**** RECORDS SUPPLIED ****

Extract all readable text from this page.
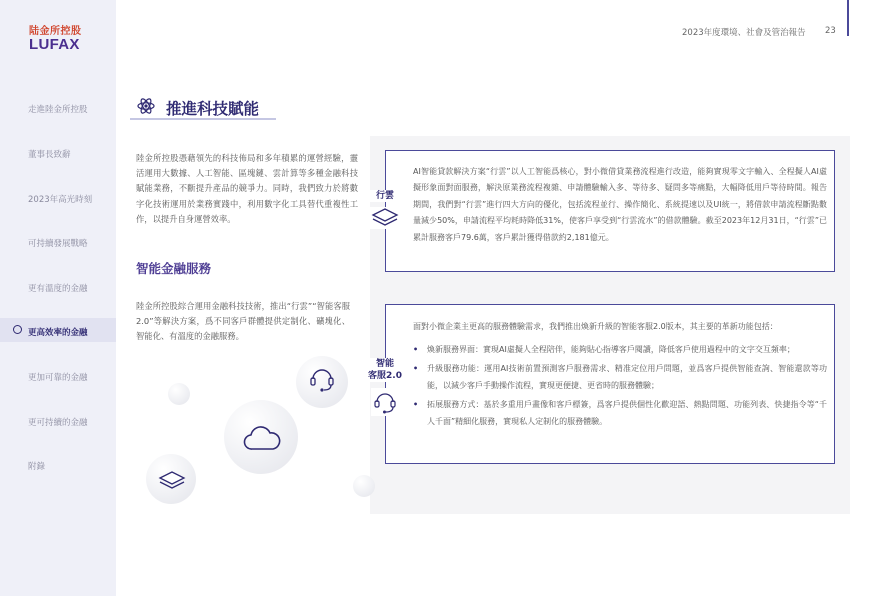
陆金所控股
LUFAX
走進陸金所控股
董事長致辭
2023年高光時刻
可持續發展戰略
更有溫度的金融
更高效率的金融
更加可靠的金融
更可持續的金融
附錄
2023年度環境、社會及管治報告 23
推進科技賦能
陸金所控股憑藉領先的科技佈局和多年積累的運營經驗，靈活運用大數據、人工智能、區塊鏈、雲計算等多種金融科技賦能業務，不斷提升產品的競爭力。同時，我們致力於將數字化技術運用於業務實踐中，利用數字化工具替代重複性工作，以提升自身運營效率。
智能金融服務
陸金所控股綜合運用金融科技技術，推出“行雲”“智能客服2.0”等解決方案，爲不同客戶群體提供定制化、礦塊化、智能化、有溫度的金融服務。
AI智能貸款解決方案“行雲”以人工智能爲核心，對小微借貸業務流程進行改造，能夠實現零文字輸入、全程擬人AI虛擬形象面對面服務，解決原業務流程複雜、申請體驗輸入多、等待多、疑問多等痛點，大幅降低用戶等待時間。報告期間，我們對“行雲”進行四大方向的優化，包括流程並行、操作簡化、系統提速以及UI統一，將借款申請流程斷點數量減少50%，申請流程平均耗時降低31%，使客戶享受到“行雲流水”的借款體驗。截至2023年12月31日，“行雲”已累計服務客戶79.6萬，客戶累計獲得借款約2,181億元。
行雲
面對小微企業主更高的服務體驗需求，我們推出煥新升級的智能客服2.0版本，其主要的革新功能包括：
• 煥新服務界面：實現AI虛擬人全程陪伴，能夠貼心指導客戶閱讀，降低客戶使用過程中的文字交互頻率；
• 升級服務功能：運用AI技術前置預測客戶服務需求、精准定位用戶問題，並爲客戶提供智能查詢、智能還款等功能，以減少客戶手動操作流程，實現更便捷、更省時的服務體驗；
• 拓展服務方式：基於多重用戶畫像和客戶標簽，爲客戶提供個性化歡迎語、熱點問題、功能列表、快捷指令等“千人千面”精細化服務，實現私人定制化的服務體驗。
智能
客服2.0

****

SHORT PROBLEM:
The listing above needs to be output again exactly. Don't include the pictures.

WRITTEN SOLUTION:
Extract all readable text from this page.
陆金所控股
LUFAX
走進陸金所控股
董事長致辭
2023年高光時刻
可持續發展戰略
更有溫度的金融
更高效率的金融
更加可靠的金融
更可持續的金融
附錄
2023年度環境、社會及管治報告 23
推進科技賦能
陸金所控股憑藉領先的科技佈局和多年積累的運營經驗，靈活運用大數據、人工智能、區塊鏈、雲計算等多種金融科技賦能業務，不斷提升產品的競爭力。同時，我們致力於將數字化技術運用於業務實踐中，利用數字化工具替代重複性工作，以提升自身運營效率。
智能金融服務
陸金所控股綜合運用金融科技技術，推出“行雲”“智能客服2.0”等解決方案，爲不同客戶群體提供定制化、礦塊化、智能化、有溫度的金融服務。
AI智能貸款解決方案“行雲”以人工智能爲核心，對小微借貸業務流程進行改造，能夠實現零文字輸入、全程擬人AI虛擬形象面對面服務，解決原業務流程複雜、申請體驗輸入多、等待多、疑問多等痛點，大幅降低用戶等待時間。報告期間，我們對“行雲”進行四大方向的優化，包括流程並行、操作簡化、系統提速以及UI統一，將借款申請流程斷點數量減少50%，申請流程平均耗時降低31%，使客戶享受到“行雲流水”的借款體驗。截至2023年12月31日，“行雲”已累計服務客戶79.6萬，客戶累計獲得借款約2,181億元。
行雲
面對小微企業主更高的服務體驗需求，我們推出煥新升級的智能客服2.0版本，其主要的革新功能包括：
• 煥新服務界面：實現AI虛擬人全程陪伴，能夠貼心指導客戶閱讀，降低客戶使用過程中的文字交互頻率；
• 升級服務功能：運用AI技術前置預測客戶服務需求、精准定位用戶問題，並爲客戶提供智能查詢、智能還款等功能，以減少客戶手動操作流程，實現更便捷、更省時的服務體驗；
• 拓展服務方式：基於多重用戶畫像和客戶標簽，爲客戶提供個性化歡迎語、熱點問題、功能列表、快捷指令等“千人千面”精細化服務，實現私人定制化的服務體驗。
智能
客服2.0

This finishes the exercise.